Records from a data collection
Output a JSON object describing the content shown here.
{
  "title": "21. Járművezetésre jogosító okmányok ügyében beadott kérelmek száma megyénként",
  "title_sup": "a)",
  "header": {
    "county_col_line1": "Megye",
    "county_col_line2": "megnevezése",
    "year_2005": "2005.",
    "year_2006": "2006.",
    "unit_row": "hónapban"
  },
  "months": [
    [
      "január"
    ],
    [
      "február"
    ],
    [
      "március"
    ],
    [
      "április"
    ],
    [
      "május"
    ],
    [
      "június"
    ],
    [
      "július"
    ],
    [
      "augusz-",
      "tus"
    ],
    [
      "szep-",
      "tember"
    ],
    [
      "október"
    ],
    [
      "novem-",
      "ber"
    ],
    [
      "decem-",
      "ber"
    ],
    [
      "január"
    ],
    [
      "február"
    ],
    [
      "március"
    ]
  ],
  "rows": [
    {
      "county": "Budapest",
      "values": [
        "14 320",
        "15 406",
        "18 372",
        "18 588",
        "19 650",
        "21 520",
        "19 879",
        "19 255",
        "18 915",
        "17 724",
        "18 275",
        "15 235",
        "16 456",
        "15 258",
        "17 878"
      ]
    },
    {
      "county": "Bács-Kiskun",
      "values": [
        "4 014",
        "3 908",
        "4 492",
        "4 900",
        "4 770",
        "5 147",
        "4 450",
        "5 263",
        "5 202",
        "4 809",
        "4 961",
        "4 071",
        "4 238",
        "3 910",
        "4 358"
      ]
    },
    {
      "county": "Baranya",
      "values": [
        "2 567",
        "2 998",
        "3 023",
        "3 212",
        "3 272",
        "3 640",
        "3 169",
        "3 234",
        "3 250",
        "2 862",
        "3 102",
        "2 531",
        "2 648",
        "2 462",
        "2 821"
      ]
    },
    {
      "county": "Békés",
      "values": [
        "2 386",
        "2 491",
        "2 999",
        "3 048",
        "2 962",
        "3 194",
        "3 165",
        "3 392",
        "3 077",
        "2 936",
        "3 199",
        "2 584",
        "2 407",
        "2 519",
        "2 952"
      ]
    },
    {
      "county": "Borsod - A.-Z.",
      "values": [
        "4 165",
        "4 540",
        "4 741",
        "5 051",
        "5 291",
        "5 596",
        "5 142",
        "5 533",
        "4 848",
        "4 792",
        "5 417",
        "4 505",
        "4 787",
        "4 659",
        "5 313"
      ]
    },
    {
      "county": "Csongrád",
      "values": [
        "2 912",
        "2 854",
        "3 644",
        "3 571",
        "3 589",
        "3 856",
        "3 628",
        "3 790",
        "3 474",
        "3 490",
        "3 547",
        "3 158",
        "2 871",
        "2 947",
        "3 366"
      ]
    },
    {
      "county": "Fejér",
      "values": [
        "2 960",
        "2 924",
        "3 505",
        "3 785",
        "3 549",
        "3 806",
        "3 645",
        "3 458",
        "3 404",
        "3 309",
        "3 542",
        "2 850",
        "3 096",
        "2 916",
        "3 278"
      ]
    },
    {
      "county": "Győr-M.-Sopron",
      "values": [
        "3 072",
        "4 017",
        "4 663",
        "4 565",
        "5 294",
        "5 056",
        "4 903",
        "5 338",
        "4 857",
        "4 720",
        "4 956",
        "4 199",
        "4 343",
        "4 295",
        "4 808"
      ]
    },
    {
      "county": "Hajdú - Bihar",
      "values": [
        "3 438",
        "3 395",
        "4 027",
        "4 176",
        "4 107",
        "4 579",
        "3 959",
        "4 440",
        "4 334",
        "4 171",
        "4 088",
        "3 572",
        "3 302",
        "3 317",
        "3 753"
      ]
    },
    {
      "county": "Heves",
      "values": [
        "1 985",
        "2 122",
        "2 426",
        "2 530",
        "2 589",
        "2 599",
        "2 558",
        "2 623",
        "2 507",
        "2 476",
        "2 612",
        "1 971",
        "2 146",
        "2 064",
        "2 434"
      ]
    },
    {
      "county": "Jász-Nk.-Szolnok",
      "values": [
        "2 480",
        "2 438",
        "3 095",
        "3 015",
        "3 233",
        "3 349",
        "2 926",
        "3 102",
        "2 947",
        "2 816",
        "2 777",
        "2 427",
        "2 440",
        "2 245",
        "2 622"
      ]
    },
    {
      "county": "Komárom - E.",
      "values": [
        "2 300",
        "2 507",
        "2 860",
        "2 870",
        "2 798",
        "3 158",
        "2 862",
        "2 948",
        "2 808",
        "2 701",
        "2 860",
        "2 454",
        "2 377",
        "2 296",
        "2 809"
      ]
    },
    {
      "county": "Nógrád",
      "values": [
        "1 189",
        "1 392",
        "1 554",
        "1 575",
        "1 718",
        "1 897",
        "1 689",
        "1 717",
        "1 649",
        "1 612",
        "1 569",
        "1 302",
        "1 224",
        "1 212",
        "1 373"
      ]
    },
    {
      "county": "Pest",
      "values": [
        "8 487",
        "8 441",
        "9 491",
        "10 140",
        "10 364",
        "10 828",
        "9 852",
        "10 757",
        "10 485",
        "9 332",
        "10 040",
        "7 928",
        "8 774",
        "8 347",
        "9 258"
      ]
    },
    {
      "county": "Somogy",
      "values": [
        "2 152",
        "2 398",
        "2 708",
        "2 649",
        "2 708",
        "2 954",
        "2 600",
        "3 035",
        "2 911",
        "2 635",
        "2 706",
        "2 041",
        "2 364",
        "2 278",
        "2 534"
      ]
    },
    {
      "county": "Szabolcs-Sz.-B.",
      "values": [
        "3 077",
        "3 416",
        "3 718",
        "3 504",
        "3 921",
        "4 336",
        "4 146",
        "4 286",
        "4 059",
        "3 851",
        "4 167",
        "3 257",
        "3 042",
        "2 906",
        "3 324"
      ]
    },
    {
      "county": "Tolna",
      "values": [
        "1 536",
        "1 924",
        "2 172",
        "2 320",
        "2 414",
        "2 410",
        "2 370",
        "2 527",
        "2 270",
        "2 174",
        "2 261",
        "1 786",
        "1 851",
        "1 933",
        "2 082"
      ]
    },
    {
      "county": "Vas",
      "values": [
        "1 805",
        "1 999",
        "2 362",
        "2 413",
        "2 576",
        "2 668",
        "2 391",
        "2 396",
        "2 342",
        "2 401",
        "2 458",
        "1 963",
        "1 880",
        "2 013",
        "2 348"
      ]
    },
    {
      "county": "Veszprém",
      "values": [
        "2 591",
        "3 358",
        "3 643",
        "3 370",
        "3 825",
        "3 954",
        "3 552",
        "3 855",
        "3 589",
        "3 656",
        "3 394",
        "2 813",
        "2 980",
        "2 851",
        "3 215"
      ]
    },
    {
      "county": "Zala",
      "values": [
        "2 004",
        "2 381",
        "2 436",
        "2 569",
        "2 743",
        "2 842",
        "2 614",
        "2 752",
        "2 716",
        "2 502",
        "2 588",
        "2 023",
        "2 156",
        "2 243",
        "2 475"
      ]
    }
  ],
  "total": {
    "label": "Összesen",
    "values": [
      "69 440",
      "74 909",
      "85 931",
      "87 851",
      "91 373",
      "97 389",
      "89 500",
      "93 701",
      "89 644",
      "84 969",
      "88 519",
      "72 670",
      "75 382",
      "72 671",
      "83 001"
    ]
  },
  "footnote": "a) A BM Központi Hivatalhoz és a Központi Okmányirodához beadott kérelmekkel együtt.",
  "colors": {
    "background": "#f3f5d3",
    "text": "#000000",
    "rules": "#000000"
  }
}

→ **Task statement**: Reproduce each entry above exactly, keeping every word.

→ **Expected answer**:
Output a JSON object describing the content shown here.
{
  "title": "21. Járművezetésre jogosító okmányok ügyében beadott kérelmek száma megyénként",
  "title_sup": "a)",
  "header": {
    "county_col_line1": "Megye",
    "county_col_line2": "megnevezése",
    "year_2005": "2005.",
    "year_2006": "2006.",
    "unit_row": "hónapban"
  },
  "months": [
    [
      "január"
    ],
    [
      "február"
    ],
    [
      "március"
    ],
    [
      "április"
    ],
    [
      "május"
    ],
    [
      "június"
    ],
    [
      "július"
    ],
    [
      "augusz-",
      "tus"
    ],
    [
      "szep-",
      "tember"
    ],
    [
      "október"
    ],
    [
      "novem-",
      "ber"
    ],
    [
      "decem-",
      "ber"
    ],
    [
      "január"
    ],
    [
      "február"
    ],
    [
      "március"
    ]
  ],
  "rows": [
    {
      "county": "Budapest",
      "values": [
        "14 320",
        "15 406",
        "18 372",
        "18 588",
        "19 650",
        "21 520",
        "19 879",
        "19 255",
        "18 915",
        "17 724",
        "18 275",
        "15 235",
        "16 456",
        "15 258",
        "17 878"
      ]
    },
    {
      "county": "Bács-Kiskun",
      "values": [
        "4 014",
        "3 908",
        "4 492",
        "4 900",
        "4 770",
        "5 147",
        "4 450",
        "5 263",
        "5 202",
        "4 809",
        "4 961",
        "4 071",
        "4 238",
        "3 910",
        "4 358"
      ]
    },
    {
      "county": "Baranya",
      "values": [
        "2 567",
        "2 998",
        "3 023",
        "3 212",
        "3 272",
        "3 640",
        "3 169",
        "3 234",
        "3 250",
        "2 862",
        "3 102",
        "2 531",
        "2 648",
        "2 462",
        "2 821"
      ]
    },
    {
      "county": "Békés",
      "values": [
        "2 386",
        "2 491",
        "2 999",
        "3 048",
        "2 962",
        "3 194",
        "3 165",
        "3 392",
        "3 077",
        "2 936",
        "3 199",
        "2 584",
        "2 407",
        "2 519",
        "2 952"
      ]
    },
    {
      "county": "Borsod - A.-Z.",
      "values": [
        "4 165",
        "4 540",
        "4 741",
        "5 051",
        "5 291",
        "5 596",
        "5 142",
        "5 533",
        "4 848",
        "4 792",
        "5 417",
        "4 505",
        "4 787",
        "4 659",
        "5 313"
      ]
    },
    {
      "county": "Csongrád",
      "values": [
        "2 912",
        "2 854",
        "3 644",
        "3 571",
        "3 589",
        "3 856",
        "3 628",
        "3 790",
        "3 474",
        "3 490",
        "3 547",
        "3 158",
        "2 871",
        "2 947",
        "3 366"
      ]
    },
    {
      "county": "Fejér",
      "values": [
        "2 960",
        "2 924",
        "3 505",
        "3 785",
        "3 549",
        "3 806",
        "3 645",
        "3 458",
        "3 404",
        "3 309",
        "3 542",
        "2 850",
        "3 096",
        "2 916",
        "3 278"
      ]
    },
    {
      "county": "Győr-M.-Sopron",
      "values": [
        "3 072",
        "4 017",
        "4 663",
        "4 565",
        "5 294",
        "5 056",
        "4 903",
        "5 338",
        "4 857",
        "4 720",
        "4 956",
        "4 199",
        "4 343",
        "4 295",
        "4 808"
      ]
    },
    {
      "county": "Hajdú - Bihar",
      "values": [
        "3 438",
        "3 395",
        "4 027",
        "4 176",
        "4 107",
        "4 579",
        "3 959",
        "4 440",
        "4 334",
        "4 171",
        "4 088",
        "3 572",
        "3 302",
        "3 317",
        "3 753"
      ]
    },
    {
      "county": "Heves",
      "values": [
        "1 985",
        "2 122",
        "2 426",
        "2 530",
        "2 589",
        "2 599",
        "2 558",
        "2 623",
        "2 507",
        "2 476",
        "2 612",
        "1 971",
        "2 146",
        "2 064",
        "2 434"
      ]
    },
    {
      "county": "Jász-Nk.-Szolnok",
      "values": [
        "2 480",
        "2 438",
        "3 095",
        "3 015",
        "3 233",
        "3 349",
        "2 926",
        "3 102",
        "2 947",
        "2 816",
        "2 777",
        "2 427",
        "2 440",
        "2 245",
        "2 622"
      ]
    },
    {
      "county": "Komárom - E.",
      "values": [
        "2 300",
        "2 507",
        "2 860",
        "2 870",
        "2 798",
        "3 158",
        "2 862",
        "2 948",
        "2 808",
        "2 701",
        "2 860",
        "2 454",
        "2 377",
        "2 296",
        "2 809"
      ]
    },
    {
      "county": "Nógrád",
      "values": [
        "1 189",
        "1 392",
        "1 554",
        "1 575",
        "1 718",
        "1 897",
        "1 689",
        "1 717",
        "1 649",
        "1 612",
        "1 569",
        "1 302",
        "1 224",
        "1 212",
        "1 373"
      ]
    },
    {
      "county": "Pest",
      "values": [
        "8 487",
        "8 441",
        "9 491",
        "10 140",
        "10 364",
        "10 828",
        "9 852",
        "10 757",
        "10 485",
        "9 332",
        "10 040",
        "7 928",
        "8 774",
        "8 347",
        "9 258"
      ]
    },
    {
      "county": "Somogy",
      "values": [
        "2 152",
        "2 398",
        "2 708",
        "2 649",
        "2 708",
        "2 954",
        "2 600",
        "3 035",
        "2 911",
        "2 635",
        "2 706",
        "2 041",
        "2 364",
        "2 278",
        "2 534"
      ]
    },
    {
      "county": "Szabolcs-Sz.-B.",
      "values": [
        "3 077",
        "3 416",
        "3 718",
        "3 504",
        "3 921",
        "4 336",
        "4 146",
        "4 286",
        "4 059",
        "3 851",
        "4 167",
        "3 257",
        "3 042",
        "2 906",
        "3 324"
      ]
    },
    {
      "county": "Tolna",
      "values": [
        "1 536",
        "1 924",
        "2 172",
        "2 320",
        "2 414",
        "2 410",
        "2 370",
        "2 527",
        "2 270",
        "2 174",
        "2 261",
        "1 786",
        "1 851",
        "1 933",
        "2 082"
      ]
    },
    {
      "county": "Vas",
      "values": [
        "1 805",
        "1 999",
        "2 362",
        "2 413",
        "2 576",
        "2 668",
        "2 391",
        "2 396",
        "2 342",
        "2 401",
        "2 458",
        "1 963",
        "1 880",
        "2 013",
        "2 348"
      ]
    },
    {
      "county": "Veszprém",
      "values": [
        "2 591",
        "3 358",
        "3 643",
        "3 370",
        "3 825",
        "3 954",
        "3 552",
        "3 855",
        "3 589",
        "3 656",
        "3 394",
        "2 813",
        "2 980",
        "2 851",
        "3 215"
      ]
    },
    {
      "county": "Zala",
      "values": [
        "2 004",
        "2 381",
        "2 436",
        "2 569",
        "2 743",
        "2 842",
        "2 614",
        "2 752",
        "2 716",
        "2 502",
        "2 588",
        "2 023",
        "2 156",
        "2 243",
        "2 475"
      ]
    }
  ],
  "total": {
    "label": "Összesen",
    "values": [
      "69 440",
      "74 909",
      "85 931",
      "87 851",
      "91 373",
      "97 389",
      "89 500",
      "93 701",
      "89 644",
      "84 969",
      "88 519",
      "72 670",
      "75 382",
      "72 671",
      "83 001"
    ]
  },
  "footnote": "a) A BM Központi Hivatalhoz és a Központi Okmányirodához beadott kérelmekkel együtt.",
  "colors": {
    "background": "#f3f5d3",
    "text": "#000000",
    "rules": "#000000"
  }
}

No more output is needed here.